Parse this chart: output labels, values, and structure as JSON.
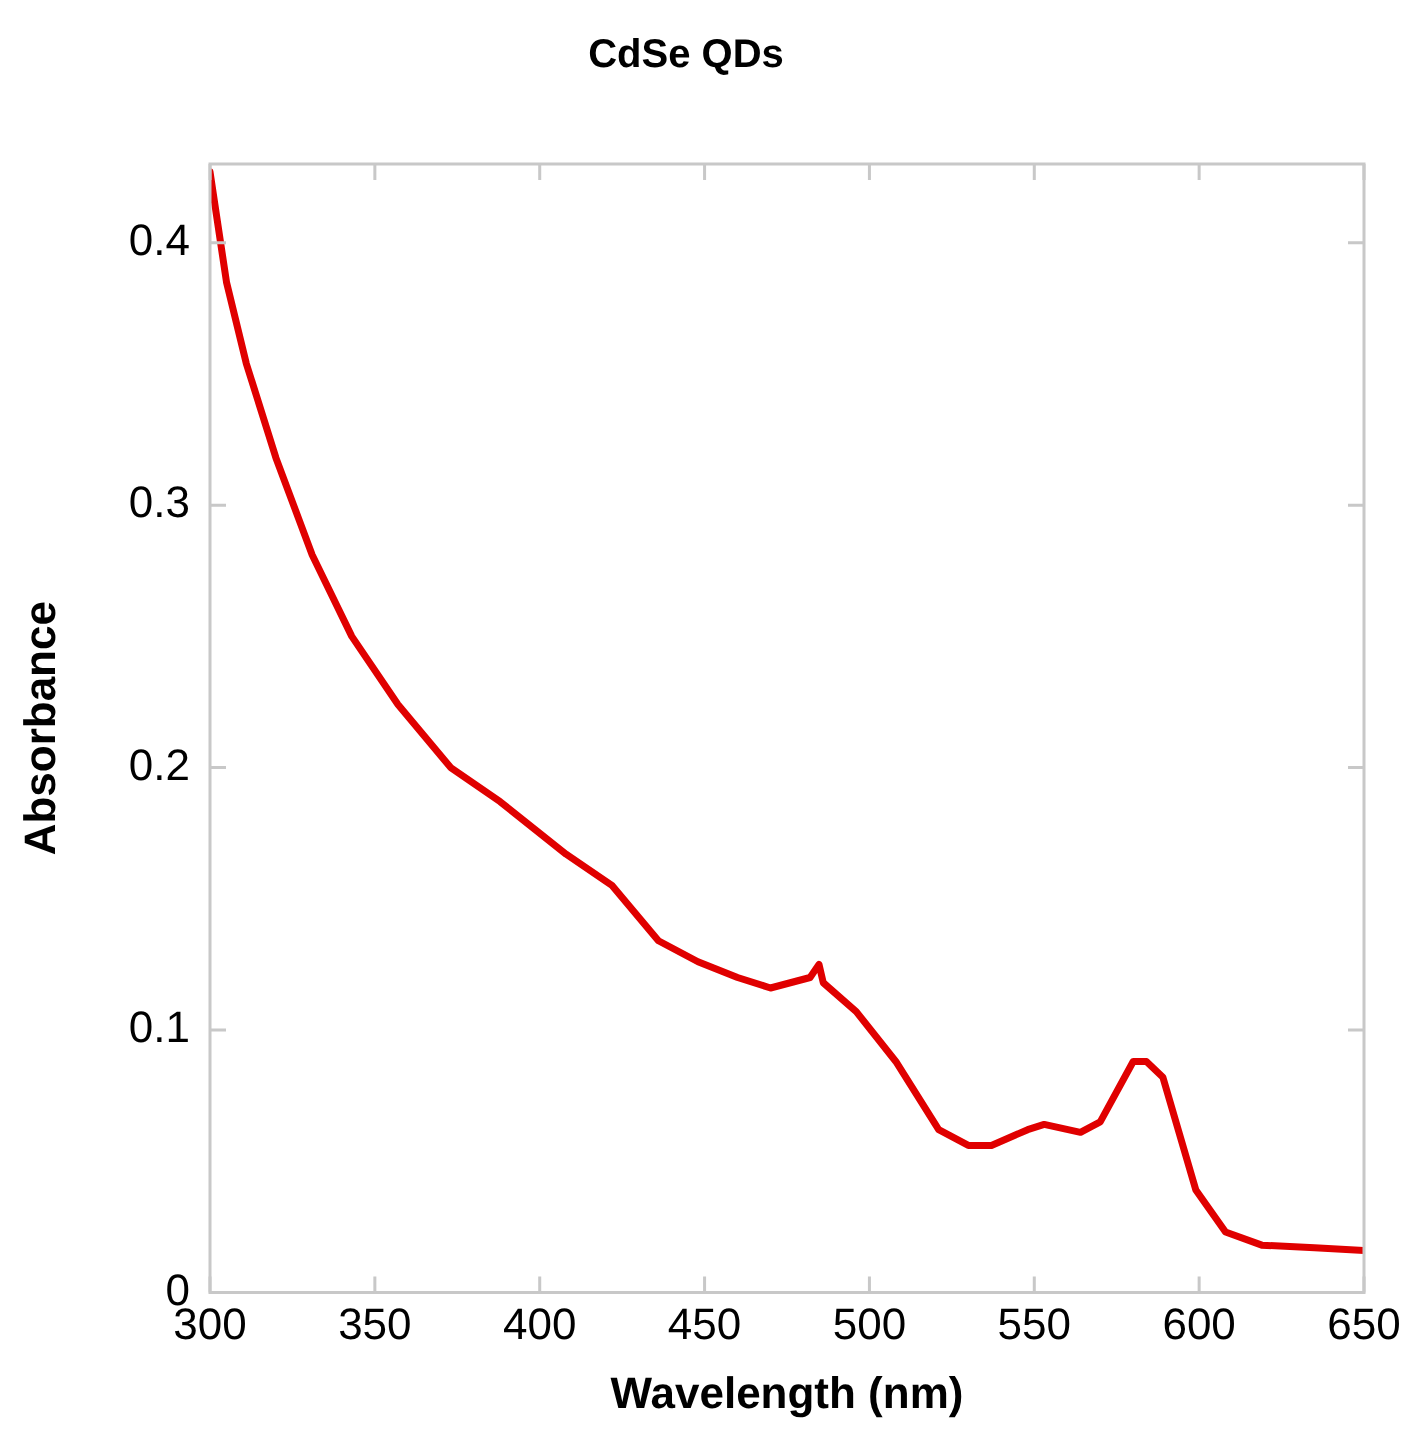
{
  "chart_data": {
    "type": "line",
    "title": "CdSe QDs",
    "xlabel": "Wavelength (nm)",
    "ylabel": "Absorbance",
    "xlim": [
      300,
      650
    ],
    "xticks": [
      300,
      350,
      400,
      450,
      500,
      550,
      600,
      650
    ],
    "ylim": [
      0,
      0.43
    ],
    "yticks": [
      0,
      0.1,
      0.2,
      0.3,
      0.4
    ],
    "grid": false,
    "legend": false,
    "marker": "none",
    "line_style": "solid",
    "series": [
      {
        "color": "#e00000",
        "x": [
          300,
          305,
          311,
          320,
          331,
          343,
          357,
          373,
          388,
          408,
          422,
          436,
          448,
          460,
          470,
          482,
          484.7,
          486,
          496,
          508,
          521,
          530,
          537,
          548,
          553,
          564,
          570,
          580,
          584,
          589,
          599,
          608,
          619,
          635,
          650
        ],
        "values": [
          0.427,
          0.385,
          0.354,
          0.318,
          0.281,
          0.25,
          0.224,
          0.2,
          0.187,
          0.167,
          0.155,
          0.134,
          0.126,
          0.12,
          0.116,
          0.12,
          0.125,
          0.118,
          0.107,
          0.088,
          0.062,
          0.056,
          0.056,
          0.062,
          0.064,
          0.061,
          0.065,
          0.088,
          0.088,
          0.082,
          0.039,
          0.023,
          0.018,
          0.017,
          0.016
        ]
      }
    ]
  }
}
------------------------------------------------------------
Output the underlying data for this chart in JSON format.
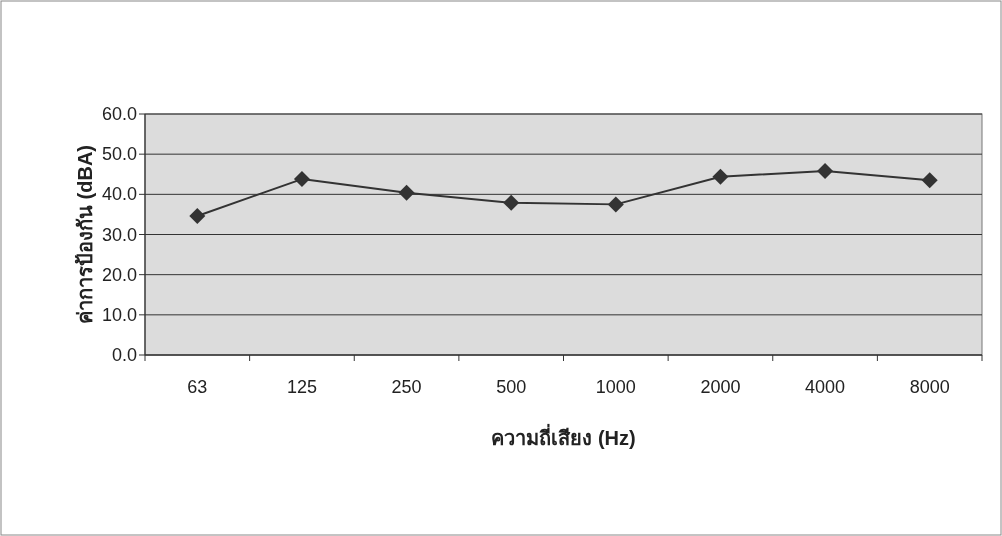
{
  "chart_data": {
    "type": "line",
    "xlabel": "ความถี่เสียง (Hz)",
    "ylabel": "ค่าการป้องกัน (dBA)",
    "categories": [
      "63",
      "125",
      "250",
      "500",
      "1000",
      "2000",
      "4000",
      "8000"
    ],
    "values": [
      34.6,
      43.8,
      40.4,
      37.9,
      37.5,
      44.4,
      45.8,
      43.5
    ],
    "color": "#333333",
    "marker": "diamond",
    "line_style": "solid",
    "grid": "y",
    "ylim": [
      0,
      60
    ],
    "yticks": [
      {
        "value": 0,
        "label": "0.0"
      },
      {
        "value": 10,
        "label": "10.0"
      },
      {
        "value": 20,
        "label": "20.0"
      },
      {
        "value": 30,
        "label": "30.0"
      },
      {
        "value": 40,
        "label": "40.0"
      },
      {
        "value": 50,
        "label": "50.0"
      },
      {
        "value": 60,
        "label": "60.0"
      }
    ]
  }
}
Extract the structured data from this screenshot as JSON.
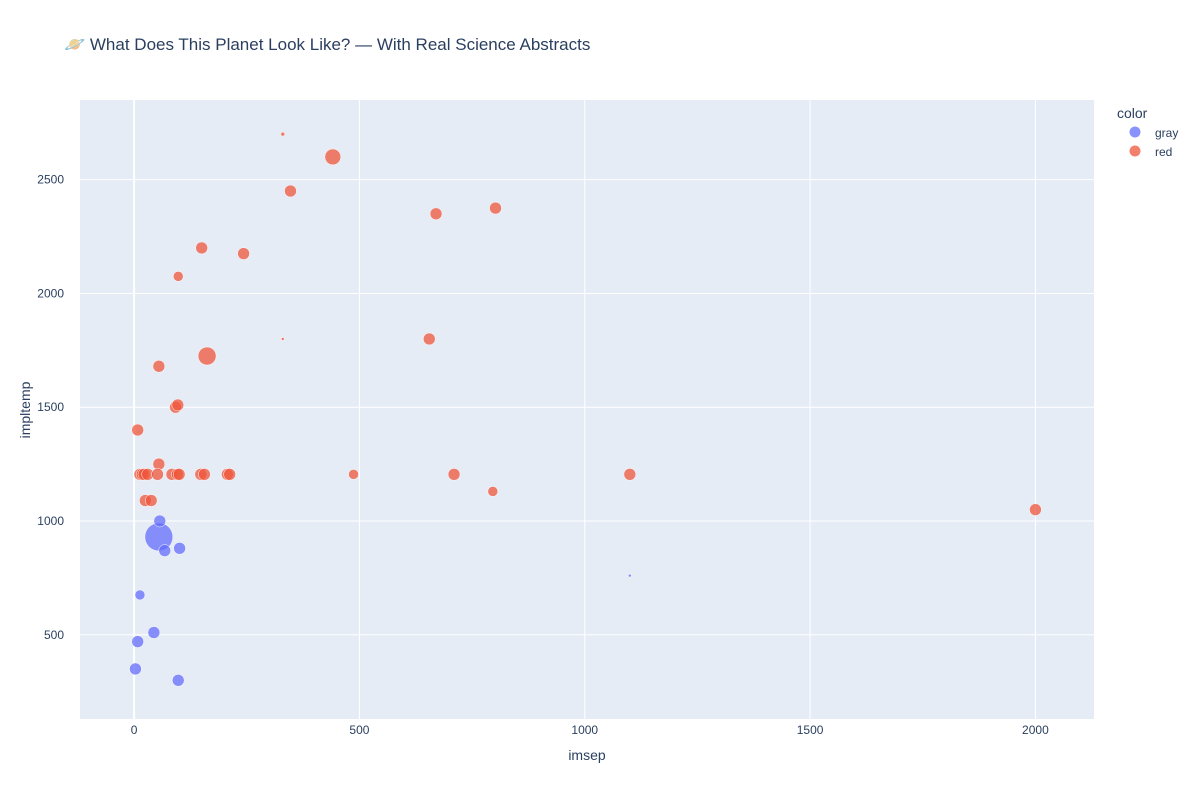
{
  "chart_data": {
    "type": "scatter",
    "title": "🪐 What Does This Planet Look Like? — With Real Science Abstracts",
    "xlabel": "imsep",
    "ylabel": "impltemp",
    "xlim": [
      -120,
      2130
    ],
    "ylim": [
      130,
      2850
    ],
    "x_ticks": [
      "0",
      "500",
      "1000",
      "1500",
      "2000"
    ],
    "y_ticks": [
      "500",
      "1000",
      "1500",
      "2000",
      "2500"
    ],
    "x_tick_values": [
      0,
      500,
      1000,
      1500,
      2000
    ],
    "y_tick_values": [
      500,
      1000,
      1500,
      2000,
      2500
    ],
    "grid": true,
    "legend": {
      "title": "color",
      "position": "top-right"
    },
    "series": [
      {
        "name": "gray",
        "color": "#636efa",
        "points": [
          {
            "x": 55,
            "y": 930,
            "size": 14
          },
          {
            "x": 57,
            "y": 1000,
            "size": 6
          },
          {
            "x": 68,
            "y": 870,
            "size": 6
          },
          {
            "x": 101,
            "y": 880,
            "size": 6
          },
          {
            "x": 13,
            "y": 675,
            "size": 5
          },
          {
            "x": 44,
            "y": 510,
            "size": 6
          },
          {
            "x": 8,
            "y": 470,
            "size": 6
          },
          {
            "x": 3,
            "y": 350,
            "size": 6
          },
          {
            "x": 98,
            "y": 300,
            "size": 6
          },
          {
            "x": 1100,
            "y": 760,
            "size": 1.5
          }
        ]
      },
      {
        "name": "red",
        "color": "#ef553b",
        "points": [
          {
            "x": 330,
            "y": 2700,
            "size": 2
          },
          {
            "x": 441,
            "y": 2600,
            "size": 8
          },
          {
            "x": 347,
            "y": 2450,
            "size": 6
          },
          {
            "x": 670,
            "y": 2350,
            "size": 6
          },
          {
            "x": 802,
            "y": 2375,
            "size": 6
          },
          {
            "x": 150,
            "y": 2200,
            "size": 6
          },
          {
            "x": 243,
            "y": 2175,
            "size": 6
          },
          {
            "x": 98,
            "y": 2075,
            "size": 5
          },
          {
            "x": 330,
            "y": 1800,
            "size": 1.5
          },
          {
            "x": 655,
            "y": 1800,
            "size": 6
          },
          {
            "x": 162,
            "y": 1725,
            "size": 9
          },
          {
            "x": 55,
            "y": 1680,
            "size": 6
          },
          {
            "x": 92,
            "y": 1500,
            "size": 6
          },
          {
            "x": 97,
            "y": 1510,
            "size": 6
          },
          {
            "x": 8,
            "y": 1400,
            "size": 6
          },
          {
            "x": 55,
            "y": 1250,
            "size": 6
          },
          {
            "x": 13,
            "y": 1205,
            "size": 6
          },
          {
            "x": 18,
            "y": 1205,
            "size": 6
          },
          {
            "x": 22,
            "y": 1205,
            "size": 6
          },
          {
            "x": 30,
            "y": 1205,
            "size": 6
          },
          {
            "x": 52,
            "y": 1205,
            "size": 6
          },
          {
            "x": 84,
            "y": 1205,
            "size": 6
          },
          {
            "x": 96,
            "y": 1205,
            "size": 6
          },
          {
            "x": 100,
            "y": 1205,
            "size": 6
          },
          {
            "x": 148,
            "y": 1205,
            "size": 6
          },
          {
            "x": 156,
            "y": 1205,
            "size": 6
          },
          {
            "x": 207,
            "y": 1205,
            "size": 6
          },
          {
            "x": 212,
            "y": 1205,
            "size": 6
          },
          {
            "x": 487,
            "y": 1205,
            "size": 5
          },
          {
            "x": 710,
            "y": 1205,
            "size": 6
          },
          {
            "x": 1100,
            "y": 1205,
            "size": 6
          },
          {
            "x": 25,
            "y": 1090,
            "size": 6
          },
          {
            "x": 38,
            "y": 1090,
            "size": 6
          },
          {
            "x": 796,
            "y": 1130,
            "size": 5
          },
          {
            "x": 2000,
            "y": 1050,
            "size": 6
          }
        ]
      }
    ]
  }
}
------------------------------------------------------------
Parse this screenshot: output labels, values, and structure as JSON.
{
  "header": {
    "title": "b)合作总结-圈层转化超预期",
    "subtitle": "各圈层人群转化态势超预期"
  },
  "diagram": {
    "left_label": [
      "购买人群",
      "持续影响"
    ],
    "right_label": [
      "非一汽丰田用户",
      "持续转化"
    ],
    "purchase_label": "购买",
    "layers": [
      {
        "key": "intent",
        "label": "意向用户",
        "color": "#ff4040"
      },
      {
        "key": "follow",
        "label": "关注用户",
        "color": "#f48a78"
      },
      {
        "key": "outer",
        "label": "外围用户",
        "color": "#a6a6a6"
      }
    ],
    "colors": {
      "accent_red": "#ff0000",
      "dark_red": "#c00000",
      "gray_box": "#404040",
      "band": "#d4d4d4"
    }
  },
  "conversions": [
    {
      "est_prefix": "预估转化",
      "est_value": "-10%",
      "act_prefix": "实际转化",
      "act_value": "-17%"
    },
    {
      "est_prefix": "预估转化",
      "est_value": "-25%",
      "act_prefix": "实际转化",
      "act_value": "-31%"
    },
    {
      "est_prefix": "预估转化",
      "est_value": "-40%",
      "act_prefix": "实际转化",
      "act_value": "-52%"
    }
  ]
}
------------------------------------------------------------
* Stated task
Identify each line in the records above containing the word "ylabel"; copy those lines.

* The solution
    "ylabel": "Absorbance",
    "ylabel": "ค่าการป้องกัน (dBA)",
    "ylabel": "impltemp",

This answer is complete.